→ **How to complete this task**:
Transcribe everything in the statin study excerpt below, from "Percent of total" down to "expression of VCAM-1.", keeping every character unchanged.

→ **Exercise text**:
Results: Plaque burden was reduced on histology, and VCAM-1 was reduced on Western blot by atorvastatin, which corresponded to less endothelial expression of VCAM-1 on immunohistology. High frequency ultrasound did not detect differences in aortic wall thickness between groups. In contrast, CEU molecular imaging demonstrated selective signal enhancement for MB(VCAM) in non-treated animals (MB(VCAM) 2±0.3 vs MB(Ctr) 0.7±0.2, p<0.01), but not in statin-treated animals (MB(VCAM) 0.8±0.2 vs MB(Ctr) 1.0±0.2, p = ns; p<0.01 for the effect of statin on MB(VCAM) signal).

Conclusions: Non-invasive CEU molecular imaging detects the effects of anti-inflammatory treatment on endothelial inflammation in early atherosclerosis. This easily accessible, low-cost technique may be useful in assessing treatment effects in preclinical research and in patients.

Figure 1. Effect of statin treatment on aortic atherosclerotic plaque burden.

Percent of total luminal plaque area at the base of aorta (A) and in the ascending aorta (B) in non-treated animals versus statin treated animals (A, n = 11 non-treated animals, n = 7 statin treated animals; B, n = 7 non-treated and n = 7 statin treated animals), *p<0.05 vs non-treated animals. Examples of Movat’s pentachrom stains at the base of aorta in a non-treated mouse (C, E) and a statin treated mouse (D, F). The arrows denote a large plaque in a magnified view from a non-treated animal (E) and a small plaque in a magnified view from a statin treated animal (F).

Figure 2. Effect of statin treatment on aortic expression of VCAM-1.

(A) VCAM-1 protein expression in the ascending aorta assessed by Western blot in non-treated (lanes 1–5) versus statin treated (lanes 6–10) animals, n = 5 per group, *p<0.01 vs non-treated animals. Representative examples of fluorescent immunohistochemistry images of the base of the aorta demonstrating endothelial VCAM-1 expression (red fluorescence) in a non-treated animal (B) and a statin treated animal (C), the green fluorescence is autofluorescence delineating vessel anatomy.

Figure 3. Effect of statin treatment on vascular inflammation.

Fluorescent immunohistochemistry for the expression of macrophage Mac-2 at the base of the aorta (A) and in the ascending aorta (B) of non-treated versus statin treated mice (A, n = 12 non-treated animals, n = 9 statin treated animals; B, n = 8 non-treated and n = 8 statin treated animals), *p<0.05 versus non-treated animals. Examples of Mac-2 staining in a non-treated mouse (C) and a statin treated mouse (D), arrows denote stained Mac-2 positive macrophages.

Figure 4. High frequency ultrasound imaging (40 MHZ) of the ascending aorta.

(A) Wall thickness of the ascending aorta measured at the sinus of valsalva (SV), the greater curvature (GC), the lesser curvature (LC) and at the origin of brachoicephalic artery (BC) in non-treated and statin treated animals (n = 10 per group). (B) Example of high frequency ultrasound imaging of the ascending aorta illustrating the measurements obtained.

Figure 5. Molecular imaging of the ascending aorta.

→ **Stored data**:
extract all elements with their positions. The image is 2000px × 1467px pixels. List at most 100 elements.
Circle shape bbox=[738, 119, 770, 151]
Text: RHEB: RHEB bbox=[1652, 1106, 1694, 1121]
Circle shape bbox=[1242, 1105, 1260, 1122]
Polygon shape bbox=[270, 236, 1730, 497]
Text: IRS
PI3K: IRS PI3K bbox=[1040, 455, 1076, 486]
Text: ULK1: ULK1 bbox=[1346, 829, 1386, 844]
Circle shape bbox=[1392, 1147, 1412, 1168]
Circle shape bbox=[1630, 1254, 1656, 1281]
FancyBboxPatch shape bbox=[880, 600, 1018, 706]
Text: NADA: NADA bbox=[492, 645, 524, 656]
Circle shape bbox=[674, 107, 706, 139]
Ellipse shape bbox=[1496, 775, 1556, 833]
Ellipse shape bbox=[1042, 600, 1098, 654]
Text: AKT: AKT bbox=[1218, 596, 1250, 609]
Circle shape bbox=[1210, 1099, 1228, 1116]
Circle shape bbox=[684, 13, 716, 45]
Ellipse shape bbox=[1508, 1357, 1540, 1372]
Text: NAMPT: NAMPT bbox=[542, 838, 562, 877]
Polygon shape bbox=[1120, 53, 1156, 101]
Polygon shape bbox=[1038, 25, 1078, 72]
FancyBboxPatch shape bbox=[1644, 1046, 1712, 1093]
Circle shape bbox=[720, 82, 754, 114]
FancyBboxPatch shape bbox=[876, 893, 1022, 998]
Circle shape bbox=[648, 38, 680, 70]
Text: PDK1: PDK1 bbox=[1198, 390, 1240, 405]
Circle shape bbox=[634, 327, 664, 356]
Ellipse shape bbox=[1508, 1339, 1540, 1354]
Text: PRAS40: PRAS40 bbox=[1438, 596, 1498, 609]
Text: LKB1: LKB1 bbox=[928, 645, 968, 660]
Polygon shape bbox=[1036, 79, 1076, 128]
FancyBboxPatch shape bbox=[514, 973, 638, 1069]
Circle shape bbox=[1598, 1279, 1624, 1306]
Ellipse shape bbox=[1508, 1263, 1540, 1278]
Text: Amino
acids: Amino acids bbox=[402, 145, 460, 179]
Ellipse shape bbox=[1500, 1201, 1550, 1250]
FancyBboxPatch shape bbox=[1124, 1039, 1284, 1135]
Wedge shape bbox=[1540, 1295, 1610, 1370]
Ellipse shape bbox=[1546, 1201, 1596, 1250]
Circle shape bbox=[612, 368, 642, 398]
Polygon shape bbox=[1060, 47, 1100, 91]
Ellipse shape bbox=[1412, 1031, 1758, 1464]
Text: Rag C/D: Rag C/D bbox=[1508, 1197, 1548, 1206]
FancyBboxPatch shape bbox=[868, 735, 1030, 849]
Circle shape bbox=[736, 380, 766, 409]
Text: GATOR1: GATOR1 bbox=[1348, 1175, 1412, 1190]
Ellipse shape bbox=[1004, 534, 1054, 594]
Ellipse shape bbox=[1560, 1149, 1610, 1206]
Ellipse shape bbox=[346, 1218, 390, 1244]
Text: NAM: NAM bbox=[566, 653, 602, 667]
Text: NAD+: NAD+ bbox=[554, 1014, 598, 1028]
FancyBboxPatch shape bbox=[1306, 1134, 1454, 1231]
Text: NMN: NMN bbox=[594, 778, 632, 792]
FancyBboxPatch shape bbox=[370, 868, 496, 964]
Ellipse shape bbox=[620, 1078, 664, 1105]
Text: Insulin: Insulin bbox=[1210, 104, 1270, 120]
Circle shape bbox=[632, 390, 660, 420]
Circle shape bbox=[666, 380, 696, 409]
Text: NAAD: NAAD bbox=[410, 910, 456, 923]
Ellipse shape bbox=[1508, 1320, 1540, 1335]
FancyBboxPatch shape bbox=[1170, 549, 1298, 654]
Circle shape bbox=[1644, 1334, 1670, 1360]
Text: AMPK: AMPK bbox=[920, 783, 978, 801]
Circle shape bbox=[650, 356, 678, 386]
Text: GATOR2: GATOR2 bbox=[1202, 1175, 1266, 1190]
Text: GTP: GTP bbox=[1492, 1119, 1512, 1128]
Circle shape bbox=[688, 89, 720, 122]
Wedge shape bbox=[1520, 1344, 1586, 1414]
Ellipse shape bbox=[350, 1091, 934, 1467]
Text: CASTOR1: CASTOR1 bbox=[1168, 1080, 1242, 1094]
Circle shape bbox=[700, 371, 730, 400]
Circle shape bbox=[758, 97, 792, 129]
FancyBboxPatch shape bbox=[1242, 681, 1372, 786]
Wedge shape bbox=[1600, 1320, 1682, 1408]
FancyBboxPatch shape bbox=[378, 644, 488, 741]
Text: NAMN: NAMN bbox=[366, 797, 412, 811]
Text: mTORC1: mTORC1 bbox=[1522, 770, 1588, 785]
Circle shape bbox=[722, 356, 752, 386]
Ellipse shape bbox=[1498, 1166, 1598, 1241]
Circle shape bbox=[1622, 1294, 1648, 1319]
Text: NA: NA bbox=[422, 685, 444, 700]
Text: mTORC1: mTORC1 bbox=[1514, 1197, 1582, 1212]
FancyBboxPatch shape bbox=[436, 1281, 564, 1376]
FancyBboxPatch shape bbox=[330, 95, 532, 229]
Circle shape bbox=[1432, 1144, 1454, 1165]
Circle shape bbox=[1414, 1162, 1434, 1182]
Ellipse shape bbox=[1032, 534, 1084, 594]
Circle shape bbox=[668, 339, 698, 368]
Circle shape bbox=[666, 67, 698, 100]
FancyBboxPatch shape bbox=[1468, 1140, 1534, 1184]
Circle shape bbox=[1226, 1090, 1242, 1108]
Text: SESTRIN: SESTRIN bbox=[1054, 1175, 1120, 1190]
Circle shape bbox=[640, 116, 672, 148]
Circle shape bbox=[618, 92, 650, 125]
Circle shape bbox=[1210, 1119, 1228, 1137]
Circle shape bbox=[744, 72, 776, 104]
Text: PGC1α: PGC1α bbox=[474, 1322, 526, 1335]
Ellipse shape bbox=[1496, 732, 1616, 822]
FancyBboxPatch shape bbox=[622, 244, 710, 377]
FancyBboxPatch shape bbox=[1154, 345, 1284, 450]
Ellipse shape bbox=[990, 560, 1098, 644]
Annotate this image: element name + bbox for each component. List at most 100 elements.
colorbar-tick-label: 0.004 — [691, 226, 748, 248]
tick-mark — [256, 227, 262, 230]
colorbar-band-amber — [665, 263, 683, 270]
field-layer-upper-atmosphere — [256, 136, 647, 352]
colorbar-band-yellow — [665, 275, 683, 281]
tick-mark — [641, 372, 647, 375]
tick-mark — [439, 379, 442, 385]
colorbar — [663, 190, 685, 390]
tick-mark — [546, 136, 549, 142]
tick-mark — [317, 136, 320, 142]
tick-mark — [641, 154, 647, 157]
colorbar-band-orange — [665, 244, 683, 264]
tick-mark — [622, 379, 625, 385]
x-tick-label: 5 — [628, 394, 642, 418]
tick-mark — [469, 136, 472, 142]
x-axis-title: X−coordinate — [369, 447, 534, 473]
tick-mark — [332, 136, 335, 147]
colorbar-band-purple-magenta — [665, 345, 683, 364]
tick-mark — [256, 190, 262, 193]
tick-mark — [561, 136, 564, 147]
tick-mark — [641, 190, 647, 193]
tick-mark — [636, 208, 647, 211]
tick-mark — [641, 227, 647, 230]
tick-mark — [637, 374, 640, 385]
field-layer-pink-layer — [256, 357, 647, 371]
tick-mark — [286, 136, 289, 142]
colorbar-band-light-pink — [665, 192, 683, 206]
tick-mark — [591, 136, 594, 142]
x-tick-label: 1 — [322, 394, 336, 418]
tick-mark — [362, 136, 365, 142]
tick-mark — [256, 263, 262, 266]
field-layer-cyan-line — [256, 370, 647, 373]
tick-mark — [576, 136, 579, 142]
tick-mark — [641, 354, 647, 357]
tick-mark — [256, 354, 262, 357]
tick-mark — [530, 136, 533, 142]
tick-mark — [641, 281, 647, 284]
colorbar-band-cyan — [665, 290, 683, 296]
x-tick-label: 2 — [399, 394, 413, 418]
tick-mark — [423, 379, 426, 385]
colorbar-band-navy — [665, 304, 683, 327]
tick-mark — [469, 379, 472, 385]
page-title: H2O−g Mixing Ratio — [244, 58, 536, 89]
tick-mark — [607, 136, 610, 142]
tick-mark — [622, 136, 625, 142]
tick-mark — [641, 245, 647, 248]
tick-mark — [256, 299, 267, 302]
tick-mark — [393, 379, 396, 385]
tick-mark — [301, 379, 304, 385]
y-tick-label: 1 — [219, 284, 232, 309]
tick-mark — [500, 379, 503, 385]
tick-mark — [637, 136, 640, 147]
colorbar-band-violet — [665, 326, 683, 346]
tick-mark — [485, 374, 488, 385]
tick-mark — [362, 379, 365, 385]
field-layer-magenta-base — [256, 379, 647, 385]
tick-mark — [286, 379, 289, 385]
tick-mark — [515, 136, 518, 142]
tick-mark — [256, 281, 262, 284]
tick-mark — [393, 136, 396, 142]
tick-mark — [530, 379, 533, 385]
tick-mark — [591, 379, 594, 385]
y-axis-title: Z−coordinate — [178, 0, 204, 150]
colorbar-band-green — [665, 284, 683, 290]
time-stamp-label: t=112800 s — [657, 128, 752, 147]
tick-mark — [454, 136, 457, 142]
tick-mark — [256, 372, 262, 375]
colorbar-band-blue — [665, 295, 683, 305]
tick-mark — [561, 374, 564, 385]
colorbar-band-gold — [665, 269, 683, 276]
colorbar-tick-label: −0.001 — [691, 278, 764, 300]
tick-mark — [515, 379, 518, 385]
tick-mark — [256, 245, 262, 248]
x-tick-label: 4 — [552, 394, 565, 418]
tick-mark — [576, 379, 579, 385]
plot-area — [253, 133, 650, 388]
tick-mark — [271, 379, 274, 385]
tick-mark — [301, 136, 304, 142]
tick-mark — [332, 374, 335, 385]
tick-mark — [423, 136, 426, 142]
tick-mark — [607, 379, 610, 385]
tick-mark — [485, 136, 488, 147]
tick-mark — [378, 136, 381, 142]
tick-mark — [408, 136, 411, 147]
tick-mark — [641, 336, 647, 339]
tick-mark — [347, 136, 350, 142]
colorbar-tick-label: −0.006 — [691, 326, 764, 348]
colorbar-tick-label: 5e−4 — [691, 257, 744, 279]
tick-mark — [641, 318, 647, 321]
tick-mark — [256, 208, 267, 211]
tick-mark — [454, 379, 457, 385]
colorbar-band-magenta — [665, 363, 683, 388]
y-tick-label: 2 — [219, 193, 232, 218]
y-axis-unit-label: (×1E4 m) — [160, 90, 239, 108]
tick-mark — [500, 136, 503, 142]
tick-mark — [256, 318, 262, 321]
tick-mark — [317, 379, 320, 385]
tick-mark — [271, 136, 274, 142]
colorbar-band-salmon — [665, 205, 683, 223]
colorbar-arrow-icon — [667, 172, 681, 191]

→ **Output of the task**:
Percent of total luminal plaque area at the base of aorta (A) and in the ascending aorta (B) in non-treated animals versus statin treated animals (A, n = 11 non-treated animals, n = 7 statin treated animals; B, n = 7 non-treated and n = 7 statin treated animals), *p<0.05 vs non-treated animals. Examples of Movat’s pentachrom stains at the base of aorta in a non-treated mouse (C, E) and a statin treated mouse (D, F). The arrows denote a large plaque in a magnified view from a non-treated animal (E) and a small plaque in a magnified view from a statin treated animal (F).

Figure 2. Effect of statin treatment on aortic expression of VCAM-1.